**Task goal:** Wherever the word "vùng" appears in a line, copy that line.

[Dataset items]
►

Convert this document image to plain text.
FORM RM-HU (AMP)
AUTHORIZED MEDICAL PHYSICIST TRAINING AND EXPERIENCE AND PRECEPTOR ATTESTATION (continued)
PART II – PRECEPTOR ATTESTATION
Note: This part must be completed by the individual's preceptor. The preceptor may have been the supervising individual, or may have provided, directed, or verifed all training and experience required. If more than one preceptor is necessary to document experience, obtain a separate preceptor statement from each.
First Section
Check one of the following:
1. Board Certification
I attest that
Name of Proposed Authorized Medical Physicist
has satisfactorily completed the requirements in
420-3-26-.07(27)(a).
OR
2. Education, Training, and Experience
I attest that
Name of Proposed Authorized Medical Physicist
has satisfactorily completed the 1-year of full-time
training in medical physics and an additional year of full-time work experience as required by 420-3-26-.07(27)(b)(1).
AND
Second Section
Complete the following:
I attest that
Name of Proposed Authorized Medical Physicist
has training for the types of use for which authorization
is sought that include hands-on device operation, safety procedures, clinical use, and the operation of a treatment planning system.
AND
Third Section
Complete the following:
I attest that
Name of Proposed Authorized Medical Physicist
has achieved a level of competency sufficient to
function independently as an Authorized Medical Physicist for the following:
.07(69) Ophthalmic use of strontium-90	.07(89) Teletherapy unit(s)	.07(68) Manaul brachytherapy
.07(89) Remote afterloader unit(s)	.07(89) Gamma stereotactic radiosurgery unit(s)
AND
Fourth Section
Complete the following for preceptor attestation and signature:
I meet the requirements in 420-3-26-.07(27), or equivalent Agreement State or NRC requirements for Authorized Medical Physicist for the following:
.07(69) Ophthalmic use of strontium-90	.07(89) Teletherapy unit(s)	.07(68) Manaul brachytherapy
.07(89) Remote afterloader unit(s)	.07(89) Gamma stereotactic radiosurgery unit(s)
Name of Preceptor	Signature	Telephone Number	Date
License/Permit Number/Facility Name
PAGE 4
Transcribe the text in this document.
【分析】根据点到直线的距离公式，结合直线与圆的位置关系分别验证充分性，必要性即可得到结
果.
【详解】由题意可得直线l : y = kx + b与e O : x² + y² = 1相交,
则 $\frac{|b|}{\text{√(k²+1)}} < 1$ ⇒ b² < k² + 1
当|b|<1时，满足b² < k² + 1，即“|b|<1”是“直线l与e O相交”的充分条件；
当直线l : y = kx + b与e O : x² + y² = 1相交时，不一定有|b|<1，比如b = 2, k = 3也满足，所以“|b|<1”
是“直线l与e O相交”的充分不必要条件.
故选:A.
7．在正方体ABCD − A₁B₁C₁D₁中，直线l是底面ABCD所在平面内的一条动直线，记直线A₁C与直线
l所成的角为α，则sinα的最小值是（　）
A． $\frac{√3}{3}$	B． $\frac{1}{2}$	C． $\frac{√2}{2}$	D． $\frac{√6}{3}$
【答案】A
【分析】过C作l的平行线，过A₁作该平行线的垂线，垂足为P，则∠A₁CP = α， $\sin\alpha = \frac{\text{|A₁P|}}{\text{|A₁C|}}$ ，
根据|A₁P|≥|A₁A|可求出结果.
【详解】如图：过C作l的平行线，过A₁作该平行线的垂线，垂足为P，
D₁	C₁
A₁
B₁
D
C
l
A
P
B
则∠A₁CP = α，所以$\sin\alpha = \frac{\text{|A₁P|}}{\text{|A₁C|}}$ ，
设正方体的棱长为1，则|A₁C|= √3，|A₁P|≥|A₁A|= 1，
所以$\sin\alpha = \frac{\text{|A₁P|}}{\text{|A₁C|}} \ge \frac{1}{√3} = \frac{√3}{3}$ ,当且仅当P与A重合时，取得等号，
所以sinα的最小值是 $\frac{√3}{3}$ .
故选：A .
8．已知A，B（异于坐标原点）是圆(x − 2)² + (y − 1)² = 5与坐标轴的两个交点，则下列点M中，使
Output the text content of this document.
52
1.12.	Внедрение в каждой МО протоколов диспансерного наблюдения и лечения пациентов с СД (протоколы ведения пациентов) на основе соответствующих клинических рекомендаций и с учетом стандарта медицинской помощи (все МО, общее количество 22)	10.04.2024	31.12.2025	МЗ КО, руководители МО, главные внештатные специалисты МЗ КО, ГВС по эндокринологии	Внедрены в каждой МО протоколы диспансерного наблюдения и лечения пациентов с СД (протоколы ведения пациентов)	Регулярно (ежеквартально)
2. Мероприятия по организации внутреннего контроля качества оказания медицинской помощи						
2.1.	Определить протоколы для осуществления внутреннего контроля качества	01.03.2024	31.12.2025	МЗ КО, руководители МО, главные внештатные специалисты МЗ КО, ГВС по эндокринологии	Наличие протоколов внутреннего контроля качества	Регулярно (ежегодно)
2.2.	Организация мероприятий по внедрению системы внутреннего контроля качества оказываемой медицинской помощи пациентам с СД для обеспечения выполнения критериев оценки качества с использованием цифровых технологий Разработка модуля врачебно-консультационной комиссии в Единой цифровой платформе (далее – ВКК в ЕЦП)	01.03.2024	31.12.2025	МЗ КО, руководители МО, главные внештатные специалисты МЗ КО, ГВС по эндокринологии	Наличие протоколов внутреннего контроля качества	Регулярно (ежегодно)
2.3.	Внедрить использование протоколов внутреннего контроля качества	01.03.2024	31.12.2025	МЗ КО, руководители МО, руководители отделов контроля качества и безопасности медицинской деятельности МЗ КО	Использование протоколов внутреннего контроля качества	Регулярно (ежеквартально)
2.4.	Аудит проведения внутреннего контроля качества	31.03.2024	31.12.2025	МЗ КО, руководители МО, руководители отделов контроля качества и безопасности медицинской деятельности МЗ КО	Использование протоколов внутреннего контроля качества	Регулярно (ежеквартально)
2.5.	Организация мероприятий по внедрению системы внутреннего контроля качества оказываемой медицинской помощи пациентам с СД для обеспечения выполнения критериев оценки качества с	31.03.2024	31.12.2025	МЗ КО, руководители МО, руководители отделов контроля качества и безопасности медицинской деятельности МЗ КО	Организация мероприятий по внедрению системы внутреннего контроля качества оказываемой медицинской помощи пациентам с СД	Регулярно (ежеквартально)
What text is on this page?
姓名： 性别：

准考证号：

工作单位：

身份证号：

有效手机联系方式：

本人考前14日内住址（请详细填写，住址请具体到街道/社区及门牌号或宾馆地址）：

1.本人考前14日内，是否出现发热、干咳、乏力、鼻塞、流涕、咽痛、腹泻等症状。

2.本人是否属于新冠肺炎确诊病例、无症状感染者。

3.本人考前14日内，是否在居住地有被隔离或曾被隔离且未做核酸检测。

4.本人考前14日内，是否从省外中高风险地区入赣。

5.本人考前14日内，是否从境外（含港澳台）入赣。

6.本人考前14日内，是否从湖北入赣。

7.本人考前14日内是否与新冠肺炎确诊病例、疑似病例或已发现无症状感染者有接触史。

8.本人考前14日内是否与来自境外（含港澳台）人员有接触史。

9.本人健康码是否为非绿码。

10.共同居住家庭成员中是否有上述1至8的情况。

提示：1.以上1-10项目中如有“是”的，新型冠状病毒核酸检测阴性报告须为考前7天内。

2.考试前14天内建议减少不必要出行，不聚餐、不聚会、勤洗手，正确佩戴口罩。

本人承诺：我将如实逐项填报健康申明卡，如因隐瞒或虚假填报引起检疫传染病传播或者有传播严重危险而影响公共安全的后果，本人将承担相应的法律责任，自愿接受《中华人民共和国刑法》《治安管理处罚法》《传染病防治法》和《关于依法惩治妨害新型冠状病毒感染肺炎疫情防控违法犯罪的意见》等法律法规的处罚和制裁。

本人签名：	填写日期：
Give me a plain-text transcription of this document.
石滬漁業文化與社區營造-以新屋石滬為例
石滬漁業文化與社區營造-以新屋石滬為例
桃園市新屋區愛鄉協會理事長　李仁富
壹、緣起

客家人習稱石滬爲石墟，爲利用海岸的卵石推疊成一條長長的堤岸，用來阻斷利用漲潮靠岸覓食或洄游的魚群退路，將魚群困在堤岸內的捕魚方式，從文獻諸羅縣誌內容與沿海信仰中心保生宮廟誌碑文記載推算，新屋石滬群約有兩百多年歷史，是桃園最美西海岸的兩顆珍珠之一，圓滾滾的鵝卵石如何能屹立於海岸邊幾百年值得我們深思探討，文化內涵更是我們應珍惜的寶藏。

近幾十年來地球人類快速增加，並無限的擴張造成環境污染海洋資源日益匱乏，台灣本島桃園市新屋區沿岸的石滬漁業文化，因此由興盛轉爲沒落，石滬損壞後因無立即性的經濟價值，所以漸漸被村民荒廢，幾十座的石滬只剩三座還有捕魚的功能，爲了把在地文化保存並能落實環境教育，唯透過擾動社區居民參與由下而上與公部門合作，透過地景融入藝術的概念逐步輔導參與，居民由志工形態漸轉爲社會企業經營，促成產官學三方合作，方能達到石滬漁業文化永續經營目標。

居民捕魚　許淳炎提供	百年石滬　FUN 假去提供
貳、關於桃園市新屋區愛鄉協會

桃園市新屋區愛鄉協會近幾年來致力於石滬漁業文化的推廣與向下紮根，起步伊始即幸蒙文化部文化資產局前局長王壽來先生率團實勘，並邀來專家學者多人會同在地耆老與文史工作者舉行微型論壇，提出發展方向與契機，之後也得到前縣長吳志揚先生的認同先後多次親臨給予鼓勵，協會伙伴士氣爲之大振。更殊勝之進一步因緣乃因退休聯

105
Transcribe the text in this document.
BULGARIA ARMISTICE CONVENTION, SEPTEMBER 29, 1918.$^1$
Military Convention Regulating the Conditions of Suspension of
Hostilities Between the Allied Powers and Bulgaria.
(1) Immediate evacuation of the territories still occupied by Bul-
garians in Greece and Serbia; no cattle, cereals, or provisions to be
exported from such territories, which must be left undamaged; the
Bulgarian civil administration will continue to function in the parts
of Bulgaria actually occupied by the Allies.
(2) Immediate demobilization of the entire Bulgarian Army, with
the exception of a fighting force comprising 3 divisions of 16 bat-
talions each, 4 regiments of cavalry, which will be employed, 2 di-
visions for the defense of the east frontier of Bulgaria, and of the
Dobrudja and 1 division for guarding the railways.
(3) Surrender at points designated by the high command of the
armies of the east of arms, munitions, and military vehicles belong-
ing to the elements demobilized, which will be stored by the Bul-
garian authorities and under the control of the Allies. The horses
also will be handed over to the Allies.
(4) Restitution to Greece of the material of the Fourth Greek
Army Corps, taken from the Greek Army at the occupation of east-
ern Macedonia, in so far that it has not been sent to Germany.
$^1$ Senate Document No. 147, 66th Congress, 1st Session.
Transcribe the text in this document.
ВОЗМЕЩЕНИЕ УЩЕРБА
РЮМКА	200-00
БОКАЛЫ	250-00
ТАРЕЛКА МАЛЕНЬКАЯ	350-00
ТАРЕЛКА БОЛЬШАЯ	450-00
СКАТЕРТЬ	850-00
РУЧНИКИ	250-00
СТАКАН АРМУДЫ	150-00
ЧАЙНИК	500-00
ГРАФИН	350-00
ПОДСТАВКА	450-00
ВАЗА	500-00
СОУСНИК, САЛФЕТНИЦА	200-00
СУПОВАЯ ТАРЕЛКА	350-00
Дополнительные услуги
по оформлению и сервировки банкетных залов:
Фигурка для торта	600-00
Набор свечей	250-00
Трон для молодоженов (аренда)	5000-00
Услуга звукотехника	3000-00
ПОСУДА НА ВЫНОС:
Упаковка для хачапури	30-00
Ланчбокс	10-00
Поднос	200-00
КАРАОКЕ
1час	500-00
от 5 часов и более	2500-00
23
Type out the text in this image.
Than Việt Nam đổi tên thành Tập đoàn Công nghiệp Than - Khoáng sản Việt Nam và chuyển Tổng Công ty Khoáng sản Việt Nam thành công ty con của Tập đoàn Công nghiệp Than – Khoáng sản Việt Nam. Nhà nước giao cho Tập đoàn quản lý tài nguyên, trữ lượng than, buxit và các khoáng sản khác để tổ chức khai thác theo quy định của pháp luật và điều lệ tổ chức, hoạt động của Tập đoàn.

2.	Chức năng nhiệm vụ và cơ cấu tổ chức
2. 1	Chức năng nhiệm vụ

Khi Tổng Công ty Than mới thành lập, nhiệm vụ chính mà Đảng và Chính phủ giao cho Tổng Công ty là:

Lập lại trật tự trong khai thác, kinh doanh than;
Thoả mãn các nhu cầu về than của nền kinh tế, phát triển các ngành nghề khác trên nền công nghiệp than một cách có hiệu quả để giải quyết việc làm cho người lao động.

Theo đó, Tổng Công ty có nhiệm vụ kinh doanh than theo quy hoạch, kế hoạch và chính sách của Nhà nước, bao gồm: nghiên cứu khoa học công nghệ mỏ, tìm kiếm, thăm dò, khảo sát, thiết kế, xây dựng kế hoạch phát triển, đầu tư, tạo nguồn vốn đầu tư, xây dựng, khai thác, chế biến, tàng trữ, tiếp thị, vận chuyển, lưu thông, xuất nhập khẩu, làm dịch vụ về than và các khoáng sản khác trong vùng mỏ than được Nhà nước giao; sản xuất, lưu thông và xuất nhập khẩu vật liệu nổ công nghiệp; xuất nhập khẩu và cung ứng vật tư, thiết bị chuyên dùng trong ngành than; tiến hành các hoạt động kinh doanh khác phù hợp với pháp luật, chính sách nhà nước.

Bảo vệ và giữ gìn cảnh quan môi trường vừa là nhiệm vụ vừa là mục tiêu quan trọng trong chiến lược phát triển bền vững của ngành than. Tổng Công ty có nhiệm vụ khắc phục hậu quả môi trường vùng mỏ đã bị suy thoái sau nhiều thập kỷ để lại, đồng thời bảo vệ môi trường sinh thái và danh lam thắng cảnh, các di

◄

**Result of the task:**
Theo đó, Tổng Công ty có nhiệm vụ kinh doanh than theo quy hoạch, kế hoạch và chính sách của Nhà nước, bao gồm: nghiên cứu khoa học công nghệ mỏ, tìm kiếm, thăm dò, khảo sát, thiết kế, xây dựng kế hoạch phát triển, đầu tư, tạo nguồn vốn đầu tư, xây dựng, khai thác, chế biến, tàng trữ, tiếp thị, vận chuyển, lưu thông, xuất nhập khẩu, làm dịch vụ về than và các khoáng sản khác trong vùng mỏ than được Nhà nước giao; sản xuất, lưu thông và xuất nhập khẩu vật liệu nổ công nghiệp; xuất nhập khẩu và cung ứng vật tư, thiết bị chuyên dùng trong ngành than; tiến hành các hoạt động kinh doanh khác phù hợp với pháp luật, chính sách nhà nước.
Bảo vệ và giữ gìn cảnh quan môi trường vừa là nhiệm vụ vừa là mục tiêu quan trọng trong chiến lược phát triển bền vững của ngành than. Tổng Công ty có nhiệm vụ khắc phục hậu quả môi trường vùng mỏ đã bị suy thoái sau nhiều thập kỷ để lại, đồng thời bảo vệ môi trường sinh thái và danh lam thắng cảnh, các di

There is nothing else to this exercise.